[BEGIN Exercise input]

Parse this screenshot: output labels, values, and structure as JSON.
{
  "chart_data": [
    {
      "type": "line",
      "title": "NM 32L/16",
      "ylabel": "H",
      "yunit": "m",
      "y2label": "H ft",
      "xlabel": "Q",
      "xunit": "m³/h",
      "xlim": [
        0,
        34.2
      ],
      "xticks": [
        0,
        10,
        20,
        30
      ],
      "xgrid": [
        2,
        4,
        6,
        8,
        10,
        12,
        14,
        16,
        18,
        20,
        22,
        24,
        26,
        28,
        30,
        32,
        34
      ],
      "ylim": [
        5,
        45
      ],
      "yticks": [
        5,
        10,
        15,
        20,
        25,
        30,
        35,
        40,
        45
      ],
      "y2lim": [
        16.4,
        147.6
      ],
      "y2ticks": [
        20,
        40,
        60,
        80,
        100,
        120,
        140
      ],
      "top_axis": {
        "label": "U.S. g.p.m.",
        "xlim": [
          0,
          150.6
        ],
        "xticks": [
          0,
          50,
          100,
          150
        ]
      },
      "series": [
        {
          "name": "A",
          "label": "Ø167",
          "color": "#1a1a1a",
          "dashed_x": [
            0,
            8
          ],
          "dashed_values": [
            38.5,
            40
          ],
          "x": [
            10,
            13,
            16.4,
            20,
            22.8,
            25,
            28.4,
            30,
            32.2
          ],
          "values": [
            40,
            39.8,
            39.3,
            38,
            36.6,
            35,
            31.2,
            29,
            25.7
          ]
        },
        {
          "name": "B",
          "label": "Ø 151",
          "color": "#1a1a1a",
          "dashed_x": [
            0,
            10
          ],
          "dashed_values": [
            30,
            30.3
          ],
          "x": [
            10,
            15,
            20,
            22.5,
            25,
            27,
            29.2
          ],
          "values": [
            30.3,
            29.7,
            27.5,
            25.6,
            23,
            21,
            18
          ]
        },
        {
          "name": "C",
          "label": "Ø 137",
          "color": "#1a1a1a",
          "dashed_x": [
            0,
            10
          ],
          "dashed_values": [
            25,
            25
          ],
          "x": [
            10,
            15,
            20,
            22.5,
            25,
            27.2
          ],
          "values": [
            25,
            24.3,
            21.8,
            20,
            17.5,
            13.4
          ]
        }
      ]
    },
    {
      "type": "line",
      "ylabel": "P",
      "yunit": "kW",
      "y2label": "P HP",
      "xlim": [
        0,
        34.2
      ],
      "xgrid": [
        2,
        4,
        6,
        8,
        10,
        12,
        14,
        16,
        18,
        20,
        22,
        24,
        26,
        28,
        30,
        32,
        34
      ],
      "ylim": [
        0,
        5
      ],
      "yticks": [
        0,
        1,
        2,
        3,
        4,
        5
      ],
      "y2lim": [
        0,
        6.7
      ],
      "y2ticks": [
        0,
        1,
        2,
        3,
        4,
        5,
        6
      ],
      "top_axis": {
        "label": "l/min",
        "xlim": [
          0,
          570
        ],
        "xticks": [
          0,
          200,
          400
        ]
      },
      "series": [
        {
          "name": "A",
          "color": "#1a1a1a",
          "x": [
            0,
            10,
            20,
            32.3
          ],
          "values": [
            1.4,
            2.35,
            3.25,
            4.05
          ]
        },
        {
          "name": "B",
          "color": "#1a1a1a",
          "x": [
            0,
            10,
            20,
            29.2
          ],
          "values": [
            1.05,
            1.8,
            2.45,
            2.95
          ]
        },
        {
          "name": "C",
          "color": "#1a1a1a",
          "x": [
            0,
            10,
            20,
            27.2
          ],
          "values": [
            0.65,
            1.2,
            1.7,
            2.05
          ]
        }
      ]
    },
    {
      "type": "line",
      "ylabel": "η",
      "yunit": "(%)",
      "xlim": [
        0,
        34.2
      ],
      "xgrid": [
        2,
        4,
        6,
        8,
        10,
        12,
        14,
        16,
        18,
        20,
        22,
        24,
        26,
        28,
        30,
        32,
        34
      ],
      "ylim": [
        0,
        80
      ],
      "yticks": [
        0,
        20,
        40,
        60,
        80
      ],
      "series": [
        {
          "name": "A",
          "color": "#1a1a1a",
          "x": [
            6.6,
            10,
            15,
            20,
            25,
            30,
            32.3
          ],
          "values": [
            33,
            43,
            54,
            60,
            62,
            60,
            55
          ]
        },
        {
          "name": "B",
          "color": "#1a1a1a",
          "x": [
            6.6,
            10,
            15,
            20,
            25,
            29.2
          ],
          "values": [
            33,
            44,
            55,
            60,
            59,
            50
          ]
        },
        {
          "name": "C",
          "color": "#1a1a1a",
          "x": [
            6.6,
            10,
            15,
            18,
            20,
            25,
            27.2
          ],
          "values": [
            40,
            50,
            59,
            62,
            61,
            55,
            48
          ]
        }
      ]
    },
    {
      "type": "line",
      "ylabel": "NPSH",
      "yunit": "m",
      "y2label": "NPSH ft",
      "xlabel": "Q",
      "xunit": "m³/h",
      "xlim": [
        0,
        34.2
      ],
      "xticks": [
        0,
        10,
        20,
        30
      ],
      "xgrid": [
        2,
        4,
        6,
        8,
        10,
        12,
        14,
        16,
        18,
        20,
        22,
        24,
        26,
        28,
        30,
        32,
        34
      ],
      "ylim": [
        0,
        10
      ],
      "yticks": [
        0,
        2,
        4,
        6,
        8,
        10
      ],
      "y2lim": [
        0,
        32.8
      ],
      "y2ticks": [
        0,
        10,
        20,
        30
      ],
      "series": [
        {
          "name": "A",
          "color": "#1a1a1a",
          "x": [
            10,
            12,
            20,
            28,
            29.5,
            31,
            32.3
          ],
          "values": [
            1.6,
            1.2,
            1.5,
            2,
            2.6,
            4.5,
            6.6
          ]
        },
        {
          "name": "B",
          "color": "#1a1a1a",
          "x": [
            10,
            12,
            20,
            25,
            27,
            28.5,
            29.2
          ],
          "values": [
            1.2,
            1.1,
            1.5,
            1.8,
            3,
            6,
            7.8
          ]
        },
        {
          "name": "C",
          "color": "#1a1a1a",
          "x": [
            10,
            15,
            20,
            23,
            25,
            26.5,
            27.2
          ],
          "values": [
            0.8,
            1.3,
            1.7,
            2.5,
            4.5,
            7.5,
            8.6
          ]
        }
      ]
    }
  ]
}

[END Exercise input]

- Problem
Transcribe each record exactly. Leave nothing out.

- Answer to this problem
Parse this screenshot: output labels, values, and structure as JSON.
{
  "chart_data": [
    {
      "type": "line",
      "title": "NM 32L/16",
      "ylabel": "H",
      "yunit": "m",
      "y2label": "H ft",
      "xlabel": "Q",
      "xunit": "m³/h",
      "xlim": [
        0,
        34.2
      ],
      "xticks": [
        0,
        10,
        20,
        30
      ],
      "xgrid": [
        2,
        4,
        6,
        8,
        10,
        12,
        14,
        16,
        18,
        20,
        22,
        24,
        26,
        28,
        30,
        32,
        34
      ],
      "ylim": [
        5,
        45
      ],
      "yticks": [
        5,
        10,
        15,
        20,
        25,
        30,
        35,
        40,
        45
      ],
      "y2lim": [
        16.4,
        147.6
      ],
      "y2ticks": [
        20,
        40,
        60,
        80,
        100,
        120,
        140
      ],
      "top_axis": {
        "label": "U.S. g.p.m.",
        "xlim": [
          0,
          150.6
        ],
        "xticks": [
          0,
          50,
          100,
          150
        ]
      },
      "series": [
        {
          "name": "A",
          "label": "Ø167",
          "color": "#1a1a1a",
          "dashed_x": [
            0,
            8
          ],
          "dashed_values": [
            38.5,
            40
          ],
          "x": [
            10,
            13,
            16.4,
            20,
            22.8,
            25,
            28.4,
            30,
            32.2
          ],
          "values": [
            40,
            39.8,
            39.3,
            38,
            36.6,
            35,
            31.2,
            29,
            25.7
          ]
        },
        {
          "name": "B",
          "label": "Ø 151",
          "color": "#1a1a1a",
          "dashed_x": [
            0,
            10
          ],
          "dashed_values": [
            30,
            30.3
          ],
          "x": [
            10,
            15,
            20,
            22.5,
            25,
            27,
            29.2
          ],
          "values": [
            30.3,
            29.7,
            27.5,
            25.6,
            23,
            21,
            18
          ]
        },
        {
          "name": "C",
          "label": "Ø 137",
          "color": "#1a1a1a",
          "dashed_x": [
            0,
            10
          ],
          "dashed_values": [
            25,
            25
          ],
          "x": [
            10,
            15,
            20,
            22.5,
            25,
            27.2
          ],
          "values": [
            25,
            24.3,
            21.8,
            20,
            17.5,
            13.4
          ]
        }
      ]
    },
    {
      "type": "line",
      "ylabel": "P",
      "yunit": "kW",
      "y2label": "P HP",
      "xlim": [
        0,
        34.2
      ],
      "xgrid": [
        2,
        4,
        6,
        8,
        10,
        12,
        14,
        16,
        18,
        20,
        22,
        24,
        26,
        28,
        30,
        32,
        34
      ],
      "ylim": [
        0,
        5
      ],
      "yticks": [
        0,
        1,
        2,
        3,
        4,
        5
      ],
      "y2lim": [
        0,
        6.7
      ],
      "y2ticks": [
        0,
        1,
        2,
        3,
        4,
        5,
        6
      ],
      "top_axis": {
        "label": "l/min",
        "xlim": [
          0,
          570
        ],
        "xticks": [
          0,
          200,
          400
        ]
      },
      "series": [
        {
          "name": "A",
          "color": "#1a1a1a",
          "x": [
            0,
            10,
            20,
            32.3
          ],
          "values": [
            1.4,
            2.35,
            3.25,
            4.05
          ]
        },
        {
          "name": "B",
          "color": "#1a1a1a",
          "x": [
            0,
            10,
            20,
            29.2
          ],
          "values": [
            1.05,
            1.8,
            2.45,
            2.95
          ]
        },
        {
          "name": "C",
          "color": "#1a1a1a",
          "x": [
            0,
            10,
            20,
            27.2
          ],
          "values": [
            0.65,
            1.2,
            1.7,
            2.05
          ]
        }
      ]
    },
    {
      "type": "line",
      "ylabel": "η",
      "yunit": "(%)",
      "xlim": [
        0,
        34.2
      ],
      "xgrid": [
        2,
        4,
        6,
        8,
        10,
        12,
        14,
        16,
        18,
        20,
        22,
        24,
        26,
        28,
        30,
        32,
        34
      ],
      "ylim": [
        0,
        80
      ],
      "yticks": [
        0,
        20,
        40,
        60,
        80
      ],
      "series": [
        {
          "name": "A",
          "color": "#1a1a1a",
          "x": [
            6.6,
            10,
            15,
            20,
            25,
            30,
            32.3
          ],
          "values": [
            33,
            43,
            54,
            60,
            62,
            60,
            55
          ]
        },
        {
          "name": "B",
          "color": "#1a1a1a",
          "x": [
            6.6,
            10,
            15,
            20,
            25,
            29.2
          ],
          "values": [
            33,
            44,
            55,
            60,
            59,
            50
          ]
        },
        {
          "name": "C",
          "color": "#1a1a1a",
          "x": [
            6.6,
            10,
            15,
            18,
            20,
            25,
            27.2
          ],
          "values": [
            40,
            50,
            59,
            62,
            61,
            55,
            48
          ]
        }
      ]
    },
    {
      "type": "line",
      "ylabel": "NPSH",
      "yunit": "m",
      "y2label": "NPSH ft",
      "xlabel": "Q",
      "xunit": "m³/h",
      "xlim": [
        0,
        34.2
      ],
      "xticks": [
        0,
        10,
        20,
        30
      ],
      "xgrid": [
        2,
        4,
        6,
        8,
        10,
        12,
        14,
        16,
        18,
        20,
        22,
        24,
        26,
        28,
        30,
        32,
        34
      ],
      "ylim": [
        0,
        10
      ],
      "yticks": [
        0,
        2,
        4,
        6,
        8,
        10
      ],
      "y2lim": [
        0,
        32.8
      ],
      "y2ticks": [
        0,
        10,
        20,
        30
      ],
      "series": [
        {
          "name": "A",
          "color": "#1a1a1a",
          "x": [
            10,
            12,
            20,
            28,
            29.5,
            31,
            32.3
          ],
          "values": [
            1.6,
            1.2,
            1.5,
            2,
            2.6,
            4.5,
            6.6
          ]
        },
        {
          "name": "B",
          "color": "#1a1a1a",
          "x": [
            10,
            12,
            20,
            25,
            27,
            28.5,
            29.2
          ],
          "values": [
            1.2,
            1.1,
            1.5,
            1.8,
            3,
            6,
            7.8
          ]
        },
        {
          "name": "C",
          "color": "#1a1a1a",
          "x": [
            10,
            15,
            20,
            23,
            25,
            26.5,
            27.2
          ],
          "values": [
            0.8,
            1.3,
            1.7,
            2.5,
            4.5,
            7.5,
            8.6
          ]
        }
      ]
    }
  ]
}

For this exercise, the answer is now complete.